*Objective*:
Please give the listing again in its entirety, exactly as written.

++++++++++++++++++++

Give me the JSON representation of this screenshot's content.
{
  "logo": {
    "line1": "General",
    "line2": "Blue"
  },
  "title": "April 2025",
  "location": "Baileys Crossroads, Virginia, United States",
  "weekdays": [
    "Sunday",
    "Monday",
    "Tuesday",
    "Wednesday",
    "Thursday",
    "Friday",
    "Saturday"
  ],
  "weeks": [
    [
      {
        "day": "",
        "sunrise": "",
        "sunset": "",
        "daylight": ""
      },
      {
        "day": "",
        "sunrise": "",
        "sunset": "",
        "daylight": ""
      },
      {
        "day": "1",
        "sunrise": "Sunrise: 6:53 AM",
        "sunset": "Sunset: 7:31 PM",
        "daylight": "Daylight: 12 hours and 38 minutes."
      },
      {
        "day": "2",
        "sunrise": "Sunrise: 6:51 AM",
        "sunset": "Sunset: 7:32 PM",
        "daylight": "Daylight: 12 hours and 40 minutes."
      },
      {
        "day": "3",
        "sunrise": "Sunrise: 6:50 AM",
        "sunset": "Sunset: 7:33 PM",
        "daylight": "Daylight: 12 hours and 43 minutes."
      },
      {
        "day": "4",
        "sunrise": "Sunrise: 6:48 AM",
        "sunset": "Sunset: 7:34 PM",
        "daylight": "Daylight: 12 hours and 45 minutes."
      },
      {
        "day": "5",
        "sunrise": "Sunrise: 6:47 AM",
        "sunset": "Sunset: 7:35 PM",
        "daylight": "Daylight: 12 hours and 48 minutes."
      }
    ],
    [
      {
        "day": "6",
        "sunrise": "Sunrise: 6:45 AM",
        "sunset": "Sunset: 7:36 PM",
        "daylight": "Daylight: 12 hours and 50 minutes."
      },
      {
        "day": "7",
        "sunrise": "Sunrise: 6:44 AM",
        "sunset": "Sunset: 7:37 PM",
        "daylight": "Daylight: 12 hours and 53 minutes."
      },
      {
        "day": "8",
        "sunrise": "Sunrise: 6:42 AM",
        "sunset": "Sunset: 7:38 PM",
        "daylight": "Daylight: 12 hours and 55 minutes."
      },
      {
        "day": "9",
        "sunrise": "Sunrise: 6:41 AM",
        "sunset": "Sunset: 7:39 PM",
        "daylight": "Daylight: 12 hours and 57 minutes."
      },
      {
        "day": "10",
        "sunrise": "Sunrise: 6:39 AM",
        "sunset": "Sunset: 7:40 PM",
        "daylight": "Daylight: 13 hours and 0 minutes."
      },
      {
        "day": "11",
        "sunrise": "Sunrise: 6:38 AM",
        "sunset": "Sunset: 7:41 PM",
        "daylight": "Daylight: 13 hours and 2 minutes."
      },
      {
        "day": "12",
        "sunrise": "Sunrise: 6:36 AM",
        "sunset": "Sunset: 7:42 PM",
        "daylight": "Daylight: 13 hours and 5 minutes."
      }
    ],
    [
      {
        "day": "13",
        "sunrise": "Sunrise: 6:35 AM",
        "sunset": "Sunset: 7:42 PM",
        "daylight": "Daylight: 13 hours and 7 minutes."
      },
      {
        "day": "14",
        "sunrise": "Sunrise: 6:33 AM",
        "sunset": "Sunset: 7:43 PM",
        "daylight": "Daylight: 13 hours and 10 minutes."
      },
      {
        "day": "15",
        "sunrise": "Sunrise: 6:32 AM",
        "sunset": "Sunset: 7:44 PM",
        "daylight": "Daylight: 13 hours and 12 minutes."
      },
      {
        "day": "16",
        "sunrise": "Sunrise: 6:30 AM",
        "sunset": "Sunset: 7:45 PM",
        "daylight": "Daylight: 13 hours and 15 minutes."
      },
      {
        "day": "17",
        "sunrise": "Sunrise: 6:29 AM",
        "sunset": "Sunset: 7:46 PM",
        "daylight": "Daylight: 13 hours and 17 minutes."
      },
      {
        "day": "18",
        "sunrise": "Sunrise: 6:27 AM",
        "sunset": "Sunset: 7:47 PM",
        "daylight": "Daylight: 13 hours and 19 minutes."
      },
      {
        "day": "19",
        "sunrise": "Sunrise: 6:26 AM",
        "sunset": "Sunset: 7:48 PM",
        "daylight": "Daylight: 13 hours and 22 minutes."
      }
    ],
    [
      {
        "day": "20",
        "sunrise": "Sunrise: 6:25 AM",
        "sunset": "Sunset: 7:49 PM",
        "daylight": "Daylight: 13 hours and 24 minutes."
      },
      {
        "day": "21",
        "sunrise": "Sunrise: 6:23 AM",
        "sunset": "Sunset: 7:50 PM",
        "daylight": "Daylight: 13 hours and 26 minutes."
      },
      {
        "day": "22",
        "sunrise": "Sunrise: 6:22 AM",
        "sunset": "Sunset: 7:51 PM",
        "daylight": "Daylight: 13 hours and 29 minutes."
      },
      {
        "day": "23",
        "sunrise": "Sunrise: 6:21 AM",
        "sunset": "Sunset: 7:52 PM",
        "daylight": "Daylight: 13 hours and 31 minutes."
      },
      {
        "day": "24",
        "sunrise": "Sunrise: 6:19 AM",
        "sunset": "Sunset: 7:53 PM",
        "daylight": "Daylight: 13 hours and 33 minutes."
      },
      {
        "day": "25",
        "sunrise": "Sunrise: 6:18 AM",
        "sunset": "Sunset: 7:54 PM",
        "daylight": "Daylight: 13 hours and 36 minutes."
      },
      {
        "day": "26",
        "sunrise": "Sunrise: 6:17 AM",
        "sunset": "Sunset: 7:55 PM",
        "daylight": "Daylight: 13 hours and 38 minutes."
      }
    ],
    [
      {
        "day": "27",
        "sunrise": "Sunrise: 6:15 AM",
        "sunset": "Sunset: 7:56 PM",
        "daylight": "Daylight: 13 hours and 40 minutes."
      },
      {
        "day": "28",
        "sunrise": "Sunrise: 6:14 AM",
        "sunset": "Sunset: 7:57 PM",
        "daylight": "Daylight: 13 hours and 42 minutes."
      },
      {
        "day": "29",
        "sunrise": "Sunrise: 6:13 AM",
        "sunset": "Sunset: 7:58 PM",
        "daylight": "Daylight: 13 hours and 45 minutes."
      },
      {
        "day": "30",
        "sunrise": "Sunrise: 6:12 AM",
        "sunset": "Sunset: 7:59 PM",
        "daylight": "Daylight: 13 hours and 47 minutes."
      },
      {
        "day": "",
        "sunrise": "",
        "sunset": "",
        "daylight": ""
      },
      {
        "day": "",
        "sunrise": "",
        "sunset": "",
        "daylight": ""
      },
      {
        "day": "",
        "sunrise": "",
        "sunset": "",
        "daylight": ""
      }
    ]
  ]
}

++++++++++++++++++++

*Task solution*:
Give me the JSON representation of this screenshot's content.
{
  "logo": {
    "line1": "General",
    "line2": "Blue"
  },
  "title": "April 2025",
  "location": "Baileys Crossroads, Virginia, United States",
  "weekdays": [
    "Sunday",
    "Monday",
    "Tuesday",
    "Wednesday",
    "Thursday",
    "Friday",
    "Saturday"
  ],
  "weeks": [
    [
      {
        "day": "",
        "sunrise": "",
        "sunset": "",
        "daylight": ""
      },
      {
        "day": "",
        "sunrise": "",
        "sunset": "",
        "daylight": ""
      },
      {
        "day": "1",
        "sunrise": "Sunrise: 6:53 AM",
        "sunset": "Sunset: 7:31 PM",
        "daylight": "Daylight: 12 hours and 38 minutes."
      },
      {
        "day": "2",
        "sunrise": "Sunrise: 6:51 AM",
        "sunset": "Sunset: 7:32 PM",
        "daylight": "Daylight: 12 hours and 40 minutes."
      },
      {
        "day": "3",
        "sunrise": "Sunrise: 6:50 AM",
        "sunset": "Sunset: 7:33 PM",
        "daylight": "Daylight: 12 hours and 43 minutes."
      },
      {
        "day": "4",
        "sunrise": "Sunrise: 6:48 AM",
        "sunset": "Sunset: 7:34 PM",
        "daylight": "Daylight: 12 hours and 45 minutes."
      },
      {
        "day": "5",
        "sunrise": "Sunrise: 6:47 AM",
        "sunset": "Sunset: 7:35 PM",
        "daylight": "Daylight: 12 hours and 48 minutes."
      }
    ],
    [
      {
        "day": "6",
        "sunrise": "Sunrise: 6:45 AM",
        "sunset": "Sunset: 7:36 PM",
        "daylight": "Daylight: 12 hours and 50 minutes."
      },
      {
        "day": "7",
        "sunrise": "Sunrise: 6:44 AM",
        "sunset": "Sunset: 7:37 PM",
        "daylight": "Daylight: 12 hours and 53 minutes."
      },
      {
        "day": "8",
        "sunrise": "Sunrise: 6:42 AM",
        "sunset": "Sunset: 7:38 PM",
        "daylight": "Daylight: 12 hours and 55 minutes."
      },
      {
        "day": "9",
        "sunrise": "Sunrise: 6:41 AM",
        "sunset": "Sunset: 7:39 PM",
        "daylight": "Daylight: 12 hours and 57 minutes."
      },
      {
        "day": "10",
        "sunrise": "Sunrise: 6:39 AM",
        "sunset": "Sunset: 7:40 PM",
        "daylight": "Daylight: 13 hours and 0 minutes."
      },
      {
        "day": "11",
        "sunrise": "Sunrise: 6:38 AM",
        "sunset": "Sunset: 7:41 PM",
        "daylight": "Daylight: 13 hours and 2 minutes."
      },
      {
        "day": "12",
        "sunrise": "Sunrise: 6:36 AM",
        "sunset": "Sunset: 7:42 PM",
        "daylight": "Daylight: 13 hours and 5 minutes."
      }
    ],
    [
      {
        "day": "13",
        "sunrise": "Sunrise: 6:35 AM",
        "sunset": "Sunset: 7:42 PM",
        "daylight": "Daylight: 13 hours and 7 minutes."
      },
      {
        "day": "14",
        "sunrise": "Sunrise: 6:33 AM",
        "sunset": "Sunset: 7:43 PM",
        "daylight": "Daylight: 13 hours and 10 minutes."
      },
      {
        "day": "15",
        "sunrise": "Sunrise: 6:32 AM",
        "sunset": "Sunset: 7:44 PM",
        "daylight": "Daylight: 13 hours and 12 minutes."
      },
      {
        "day": "16",
        "sunrise": "Sunrise: 6:30 AM",
        "sunset": "Sunset: 7:45 PM",
        "daylight": "Daylight: 13 hours and 15 minutes."
      },
      {
        "day": "17",
        "sunrise": "Sunrise: 6:29 AM",
        "sunset": "Sunset: 7:46 PM",
        "daylight": "Daylight: 13 hours and 17 minutes."
      },
      {
        "day": "18",
        "sunrise": "Sunrise: 6:27 AM",
        "sunset": "Sunset: 7:47 PM",
        "daylight": "Daylight: 13 hours and 19 minutes."
      },
      {
        "day": "19",
        "sunrise": "Sunrise: 6:26 AM",
        "sunset": "Sunset: 7:48 PM",
        "daylight": "Daylight: 13 hours and 22 minutes."
      }
    ],
    [
      {
        "day": "20",
        "sunrise": "Sunrise: 6:25 AM",
        "sunset": "Sunset: 7:49 PM",
        "daylight": "Daylight: 13 hours and 24 minutes."
      },
      {
        "day": "21",
        "sunrise": "Sunrise: 6:23 AM",
        "sunset": "Sunset: 7:50 PM",
        "daylight": "Daylight: 13 hours and 26 minutes."
      },
      {
        "day": "22",
        "sunrise": "Sunrise: 6:22 AM",
        "sunset": "Sunset: 7:51 PM",
        "daylight": "Daylight: 13 hours and 29 minutes."
      },
      {
        "day": "23",
        "sunrise": "Sunrise: 6:21 AM",
        "sunset": "Sunset: 7:52 PM",
        "daylight": "Daylight: 13 hours and 31 minutes."
      },
      {
        "day": "24",
        "sunrise": "Sunrise: 6:19 AM",
        "sunset": "Sunset: 7:53 PM",
        "daylight": "Daylight: 13 hours and 33 minutes."
      },
      {
        "day": "25",
        "sunrise": "Sunrise: 6:18 AM",
        "sunset": "Sunset: 7:54 PM",
        "daylight": "Daylight: 13 hours and 36 minutes."
      },
      {
        "day": "26",
        "sunrise": "Sunrise: 6:17 AM",
        "sunset": "Sunset: 7:55 PM",
        "daylight": "Daylight: 13 hours and 38 minutes."
      }
    ],
    [
      {
        "day": "27",
        "sunrise": "Sunrise: 6:15 AM",
        "sunset": "Sunset: 7:56 PM",
        "daylight": "Daylight: 13 hours and 40 minutes."
      },
      {
        "day": "28",
        "sunrise": "Sunrise: 6:14 AM",
        "sunset": "Sunset: 7:57 PM",
        "daylight": "Daylight: 13 hours and 42 minutes."
      },
      {
        "day": "29",
        "sunrise": "Sunrise: 6:13 AM",
        "sunset": "Sunset: 7:58 PM",
        "daylight": "Daylight: 13 hours and 45 minutes."
      },
      {
        "day": "30",
        "sunrise": "Sunrise: 6:12 AM",
        "sunset": "Sunset: 7:59 PM",
        "daylight": "Daylight: 13 hours and 47 minutes."
      },
      {
        "day": "",
        "sunrise": "",
        "sunset": "",
        "daylight": ""
      },
      {
        "day": "",
        "sunrise": "",
        "sunset": "",
        "daylight": ""
      },
      {
        "day": "",
        "sunrise": "",
        "sunset": "",
        "daylight": ""
      }
    ]
  ]
}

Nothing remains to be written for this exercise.